═══ RECORDED INFORMATION
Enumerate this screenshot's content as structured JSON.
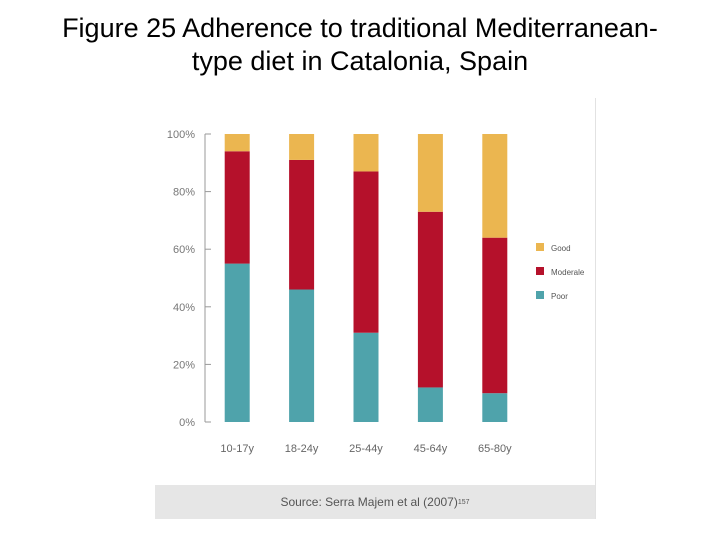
{
  "title": {
    "line1": "Figure 25 Adherence to traditional Mediterranean-",
    "line2": "type diet in Catalonia, Spain"
  },
  "source": {
    "text": "Source: Serra Majem et al (2007)",
    "ref": "157"
  },
  "chart_data": {
    "type": "bar",
    "stacked": true,
    "categories": [
      "10-17y",
      "18-24y",
      "25-44y",
      "45-64y",
      "65-80y"
    ],
    "series": [
      {
        "name": "Poor",
        "color": "#4fa3ab",
        "values": [
          55,
          46,
          31,
          12,
          10
        ]
      },
      {
        "name": "Moderale",
        "color": "#b5112b",
        "values": [
          39,
          45,
          56,
          61,
          54
        ]
      },
      {
        "name": "Good",
        "color": "#ebb650",
        "values": [
          6,
          9,
          13,
          27,
          36
        ]
      }
    ],
    "legend_order": [
      "Good",
      "Moderale",
      "Poor"
    ],
    "legend_position": "right",
    "ylim": [
      0,
      100
    ],
    "yticks": [
      "0%",
      "20%",
      "40%",
      "60%",
      "80%",
      "100%"
    ],
    "ytick_values": [
      0,
      20,
      40,
      60,
      80,
      100
    ],
    "grid": false
  }
}
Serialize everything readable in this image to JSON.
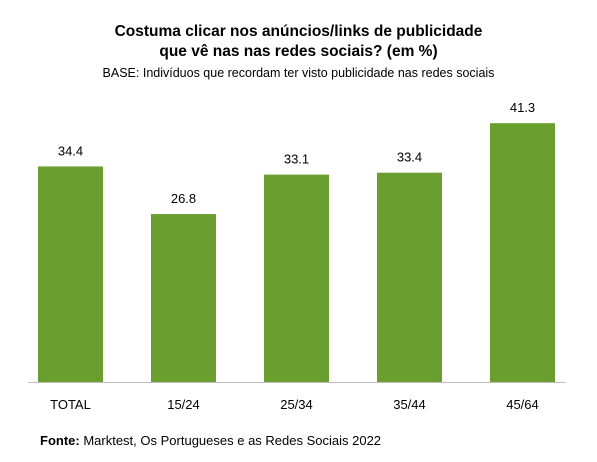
{
  "chart_data": {
    "type": "bar",
    "title_line1": "Costuma clicar nos anúncios/links de publicidade",
    "title_line2": "que vê nas nas redes sociais? (em %)",
    "subtitle": "BASE: Indivíduos que recordam ter visto publicidade nas redes sociais",
    "categories": [
      "TOTAL",
      "15/24",
      "25/34",
      "35/44",
      "45/64"
    ],
    "values": [
      34.4,
      26.8,
      33.1,
      33.4,
      41.3
    ],
    "value_labels": [
      "34.4",
      "26.8",
      "33.1",
      "33.4",
      "41.3"
    ],
    "ylim": [
      0,
      45
    ],
    "grid": false,
    "legend": "none",
    "bar_color": "#6a9e2f",
    "axis_color": "#bfbfbf"
  },
  "source": {
    "label": "Fonte:",
    "text": " Marktest, Os Portugueses e as Redes Sociais 2022"
  }
}
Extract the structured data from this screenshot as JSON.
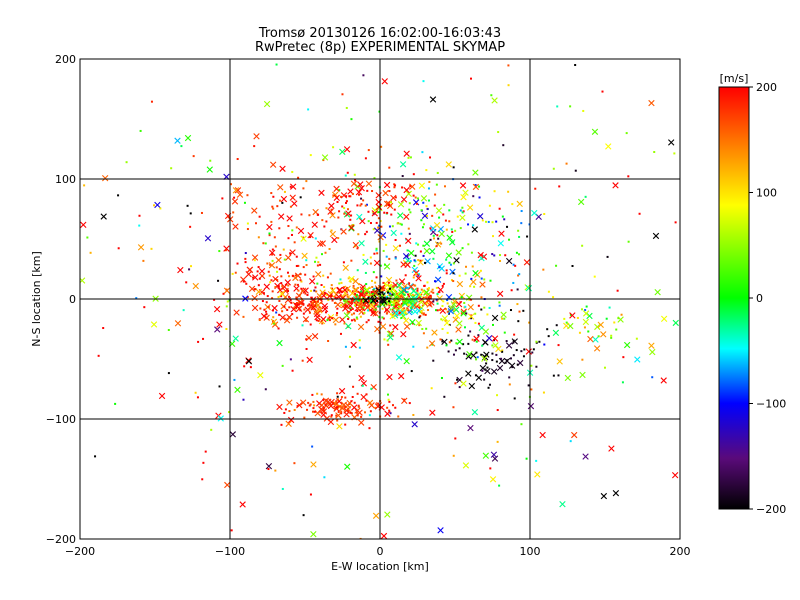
{
  "chart_data": {
    "type": "scatter",
    "title": "Tromsø 20130126 16:02:00-16:03:43",
    "subtitle": "RwPretec (8p) EXPERIMENTAL SKYMAP",
    "xlabel": "E-W location [km]",
    "ylabel": "N-S location [km]",
    "xlim": [
      -200,
      200
    ],
    "ylim": [
      -200,
      200
    ],
    "xticks": [
      -200,
      -100,
      0,
      100,
      200
    ],
    "yticks": [
      -200,
      -100,
      0,
      100,
      200
    ],
    "xtick_labels": [
      "−200",
      "−100",
      "0",
      "100",
      "200"
    ],
    "ytick_labels": [
      "−200",
      "−100",
      "0",
      "100",
      "200"
    ],
    "grid": true,
    "colorbar": {
      "label": "[m/s]",
      "range": [
        -200,
        200
      ],
      "ticks": [
        200,
        100,
        0,
        -100,
        -200
      ],
      "tick_labels": [
        "200",
        "100",
        "0",
        "−100",
        "−200"
      ],
      "colormap": [
        "#000000",
        "#5a0a7a",
        "#0000ff",
        "#00ffff",
        "#00ff00",
        "#ffff00",
        "#ff8000",
        "#ff0000"
      ]
    },
    "markers": {
      "cross": "x — larger meteor echoes",
      "dot": "small dots — smaller echoes"
    },
    "clusters": [
      {
        "x": 0,
        "y": 0,
        "sx": 30,
        "sy": 8,
        "vel": 160,
        "vsd": 50,
        "n": 260
      },
      {
        "x": -30,
        "y": -8,
        "sx": 25,
        "sy": 8,
        "vel": 190,
        "vsd": 20,
        "n": 180
      },
      {
        "x": 10,
        "y": 0,
        "sx": 15,
        "sy": 6,
        "vel": 20,
        "vsd": 50,
        "n": 120
      },
      {
        "x": 0,
        "y": 2,
        "sx": 6,
        "sy": 3,
        "vel": -200,
        "vsd": 10,
        "n": 25
      },
      {
        "x": 30,
        "y": 50,
        "sx": 35,
        "sy": 28,
        "vel": 30,
        "vsd": 110,
        "n": 260
      },
      {
        "x": 75,
        "y": -45,
        "sx": 18,
        "sy": 18,
        "vel": -195,
        "vsd": 15,
        "n": 90
      },
      {
        "x": -25,
        "y": -90,
        "sx": 18,
        "sy": 6,
        "vel": 185,
        "vsd": 20,
        "n": 120
      },
      {
        "x": -60,
        "y": 65,
        "sx": 25,
        "sy": 30,
        "vel": 185,
        "vsd": 25,
        "n": 90
      },
      {
        "x": -10,
        "y": 80,
        "sx": 18,
        "sy": 12,
        "vel": 190,
        "vsd": 20,
        "n": 70
      },
      {
        "x": -70,
        "y": 15,
        "sx": 18,
        "sy": 10,
        "vel": 180,
        "vsd": 30,
        "n": 80
      },
      {
        "x": 50,
        "y": -15,
        "sx": 40,
        "sy": 15,
        "vel": 90,
        "vsd": 80,
        "n": 90
      },
      {
        "x": 140,
        "y": -25,
        "sx": 25,
        "sy": 10,
        "vel": 60,
        "vsd": 60,
        "n": 35
      },
      {
        "x": 0,
        "y": 0,
        "sx": 110,
        "sy": 110,
        "vel": 80,
        "vsd": 160,
        "n": 450
      }
    ]
  }
}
══════
— TASK OBJECTIVE —
The records above should be reproduced exactly, with no pictures included.

— TASK ANSWER —
Enumerate this screenshot's content as structured JSON.
{
  "title": {
    "line1": "Figure 25 Adherence to traditional Mediterranean-",
    "line2": "type diet in Catalonia, Spain"
  },
  "source": {
    "text": "Source: Serra Majem et al (2007)",
    "ref": "157"
  },
  "chart_data": {
    "type": "bar",
    "stacked": true,
    "categories": [
      "10-17y",
      "18-24y",
      "25-44y",
      "45-64y",
      "65-80y"
    ],
    "series": [
      {
        "name": "Poor",
        "color": "#4fa3ab",
        "values": [
          55,
          46,
          31,
          12,
          10
        ]
      },
      {
        "name": "Moderale",
        "color": "#b5112b",
        "values": [
          39,
          45,
          56,
          61,
          54
        ]
      },
      {
        "name": "Good",
        "color": "#ebb650",
        "values": [
          6,
          9,
          13,
          27,
          36
        ]
      }
    ],
    "legend_order": [
      "Good",
      "Moderale",
      "Poor"
    ],
    "legend_position": "right",
    "ylim": [
      0,
      100
    ],
    "yticks": [
      "0%",
      "20%",
      "40%",
      "60%",
      "80%",
      "100%"
    ],
    "ytick_values": [
      0,
      20,
      40,
      60,
      80,
      100
    ],
    "grid": false
  }
}
Serialize everything readable in this image to JSON.
{
  "chart_data": {
    "type": "bar",
    "title_line1": "Costuma clicar nos anúncios/links de publicidade",
    "title_line2": "que vê nas nas redes sociais? (em %)",
    "subtitle": "BASE: Indivíduos que recordam ter visto publicidade nas redes sociais",
    "categories": [
      "TOTAL",
      "15/24",
      "25/34",
      "35/44",
      "45/64"
    ],
    "values": [
      34.4,
      26.8,
      33.1,
      33.4,
      41.3
    ],
    "value_labels": [
      "34.4",
      "26.8",
      "33.1",
      "33.4",
      "41.3"
    ],
    "ylim": [
      0,
      45
    ],
    "grid": false,
    "legend": "none",
    "bar_color": "#6a9e2f",
    "axis_color": "#bfbfbf"
  },
  "source": {
    "label": "Fonte:",
    "text": " Marktest, Os Portugueses e as Redes Sociais 2022"
  }
}
Extract the structured data from this screenshot as JSON.
{
  "chart_data": {
    "type": "scatter",
    "title": "Tromsø 20130126 16:02:00-16:03:43",
    "subtitle": "RwPretec (8p) EXPERIMENTAL SKYMAP",
    "xlabel": "E-W location [km]",
    "ylabel": "N-S location [km]",
    "xlim": [
      -200,
      200
    ],
    "ylim": [
      -200,
      200
    ],
    "xticks": [
      -200,
      -100,
      0,
      100,
      200
    ],
    "yticks": [
      -200,
      -100,
      0,
      100,
      200
    ],
    "xtick_labels": [
      "−200",
      "−100",
      "0",
      "100",
      "200"
    ],
    "ytick_labels": [
      "−200",
      "−100",
      "0",
      "100",
      "200"
    ],
    "grid": true,
    "colorbar": {
      "label": "[m/s]",
      "range": [
        -200,
        200
      ],
      "ticks": [
        200,
        100,
        0,
        -100,
        -200
      ],
      "tick_labels": [
        "200",
        "100",
        "0",
        "−100",
        "−200"
      ],
      "colormap": [
        "#000000",
        "#5a0a7a",
        "#0000ff",
        "#00ffff",
        "#00ff00",
        "#ffff00",
        "#ff8000",
        "#ff0000"
      ]
    },
    "markers": {
      "cross": "x — larger meteor echoes",
      "dot": "small dots — smaller echoes"
    },
    "clusters": [
      {
        "x": 0,
        "y": 0,
        "sx": 30,
        "sy": 8,
        "vel": 160,
        "vsd": 50,
        "n": 260
      },
      {
        "x": -30,
        "y": -8,
        "sx": 25,
        "sy": 8,
        "vel": 190,
        "vsd": 20,
        "n": 180
      },
      {
        "x": 10,
        "y": 0,
        "sx": 15,
        "sy": 6,
        "vel": 20,
        "vsd": 50,
        "n": 120
      },
      {
        "x": 0,
        "y": 2,
        "sx": 6,
        "sy": 3,
        "vel": -200,
        "vsd": 10,
        "n": 25
      },
      {
        "x": 30,
        "y": 50,
        "sx": 35,
        "sy": 28,
        "vel": 30,
        "vsd": 110,
        "n": 260
      },
      {
        "x": 75,
        "y": -45,
        "sx": 18,
        "sy": 18,
        "vel": -195,
        "vsd": 15,
        "n": 90
      },
      {
        "x": -25,
        "y": -90,
        "sx": 18,
        "sy": 6,
        "vel": 185,
        "vsd": 20,
        "n": 120
      },
      {
        "x": -60,
        "y": 65,
        "sx": 25,
        "sy": 30,
        "vel": 185,
        "vsd": 25,
        "n": 90
      },
      {
        "x": -10,
        "y": 80,
        "sx": 18,
        "sy": 12,
        "vel": 190,
        "vsd": 20,
        "n": 70
      },
      {
        "x": -70,
        "y": 15,
        "sx": 18,
        "sy": 10,
        "vel": 180,
        "vsd": 30,
        "n": 80
      },
      {
        "x": 50,
        "y": -15,
        "sx": 40,
        "sy": 15,
        "vel": 90,
        "vsd": 80,
        "n": 90
      },
      {
        "x": 140,
        "y": -25,
        "sx": 25,
        "sy": 10,
        "vel": 60,
        "vsd": 60,
        "n": 35
      },
      {
        "x": 0,
        "y": 0,
        "sx": 110,
        "sy": 110,
        "vel": 80,
        "vsd": 160,
        "n": 450
      }
    ]
  }
}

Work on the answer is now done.